[Work required] Print every entry word for word, but omit the pictures.

[Input for this task]
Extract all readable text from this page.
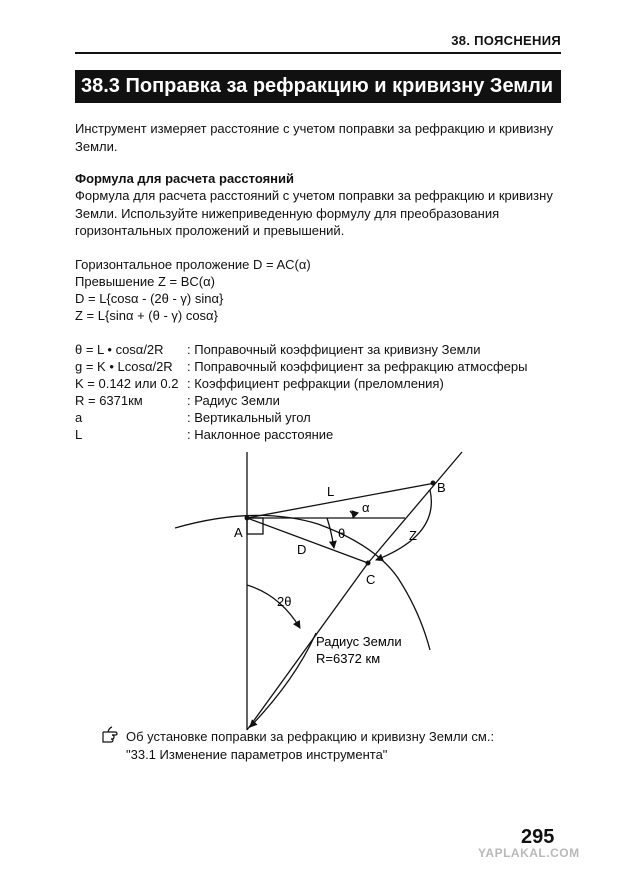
38. ПОЯСНЕНИЯ
38.3 Поправка за рефракцию и кривизну Земли
Инструмент измеряет расстояние с учетом поправки за рефракцию и кривизну
Земли.
Формула для расчета расстояний
Формула для расчета расстояний с учетом поправки за рефракцию и кривизну
Земли. Используйте нижеприведенную формулу для преобразования
горизонтальных проложений и превышений.
Горизонтальное проложение D = AC(α)
Превышение Z = BC(α)
D = L{cosα - (2θ - γ) sinα}
Z = L{sinα + (θ - γ) cosα}
θ = L • cosα/2R : Поправочный коэффициент за кривизну Земли
g = K • Lcosα/2R : Поправочный коэффициент за рефракцию атмосферы
K = 0.142 или 0.2 : Коэффициент рефракции (преломления)
R = 6371км	: Радиус Земли
a	: Вертикальный угол
L	: Наклонное расстояние
A
B
C
L
D
Z
α
θ
2θ
Радиус Земли
R=6372 км
Об установке поправки за рефракцию и кривизну Земли см.:
"33.1 Изменение параметров инструмента"
295
YAPLAKAL.COM
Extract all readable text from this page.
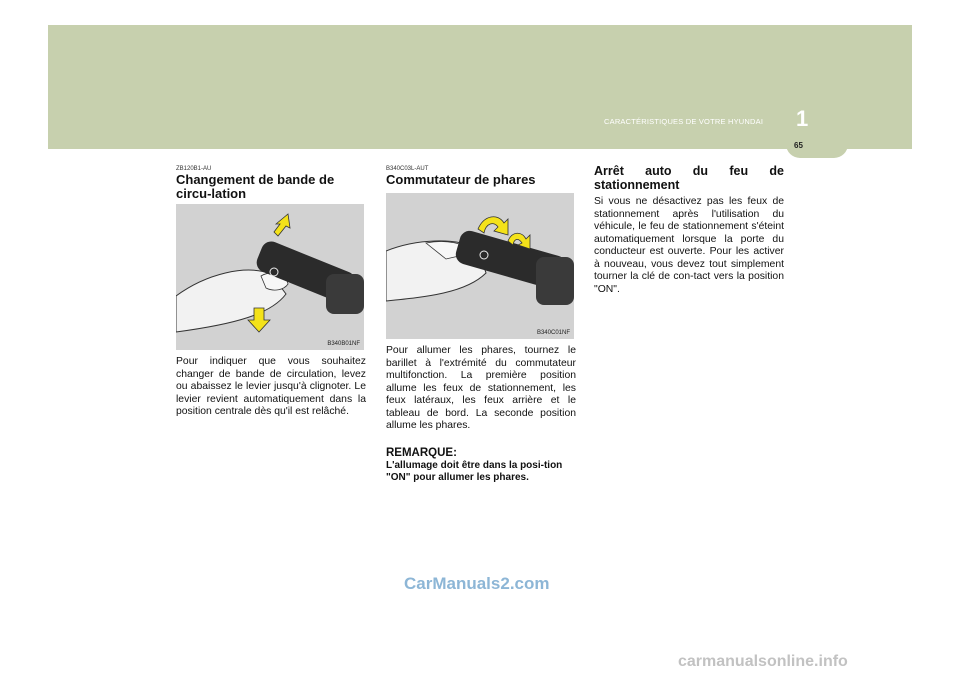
1
CARACTÉRISTIQUES DE VOTRE HYUNDAI
65
ZB120B1-AU
Changement de bande de circu-lation
B340B01NF

Pour indiquer que vous souhaitez changer de bande de circulation, levez ou abaissez le levier jusqu'à clignoter. Le levier revient automatiquement dans la position centrale dès qu'il est relâché.

B340C03L-AUT
Commutateur de phares
B340C01NF

Pour allumer les phares, tournez le barillet à l'extrémité du commutateur multifonction. La première position allume les feux de stationnement, les feux latéraux, les feux arrière et le tableau de bord. La seconde position allume les phares.

REMARQUE:
L'allumage doit être dans la posi-tion "ON" pour allumer les phares.
Arrêt auto du feu de
stationnement

Si vous ne désactivez pas les feux de stationnement après l'utilisation du véhicule, le feu de stationnement s'éteint automatiquement lorsque la porte du conducteur est ouverte. Pour les activer à nouveau, vous devez tout simplement tourner la clé de con-tact vers la position "ON".

CarManuals2.com
carmanualsonline.info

[Exercise result]
Extract all readable text from this page.
38. ПОЯСНЕНИЯ
38.3 Поправка за рефракцию и кривизну Земли
Инструмент измеряет расстояние с учетом поправки за рефракцию и кривизну
Земли.
Формула для расчета расстояний
Формула для расчета расстояний с учетом поправки за рефракцию и кривизну
Земли. Используйте нижеприведенную формулу для преобразования
горизонтальных проложений и превышений.
Горизонтальное проложение D = AC(α)
Превышение Z = BC(α)
D = L{cosα - (2θ - γ) sinα}
Z = L{sinα + (θ - γ) cosα}
θ = L • cosα/2R : Поправочный коэффициент за кривизну Земли
g = K • Lcosα/2R : Поправочный коэффициент за рефракцию атмосферы
K = 0.142 или 0.2 : Коэффициент рефракции (преломления)
R = 6371км	: Радиус Земли
a	: Вертикальный угол
L	: Наклонное расстояние
A
B
C
L
D
Z
α
θ
2θ
Радиус Земли
R=6372 км
Об установке поправки за рефракцию и кривизну Земли см.:
"33.1 Изменение параметров инструмента"
295
YAPLAKAL.COM
Extract all readable text from this page.
1
CARACTÉRISTIQUES DE VOTRE HYUNDAI
65
ZB120B1-AU
Changement de bande de circu-lation
B340B01NF

Pour indiquer que vous souhaitez changer de bande de circulation, levez ou abaissez le levier jusqu'à clignoter. Le levier revient automatiquement dans la position centrale dès qu'il est relâché.

B340C03L-AUT
Commutateur de phares
B340C01NF

Pour allumer les phares, tournez le barillet à l'extrémité du commutateur multifonction. La première position allume les feux de stationnement, les feux latéraux, les feux arrière et le tableau de bord. La seconde position allume les phares.

REMARQUE:
L'allumage doit être dans la posi-tion "ON" pour allumer les phares.
Arrêt auto du feu de
stationnement

Si vous ne désactivez pas les feux de stationnement après l'utilisation du véhicule, le feu de stationnement s'éteint automatiquement lorsque la porte du conducteur est ouverte. Pour les activer à nouveau, vous devez tout simplement tourner la clé de con-tact vers la position "ON".

CarManuals2.com
carmanualsonline.info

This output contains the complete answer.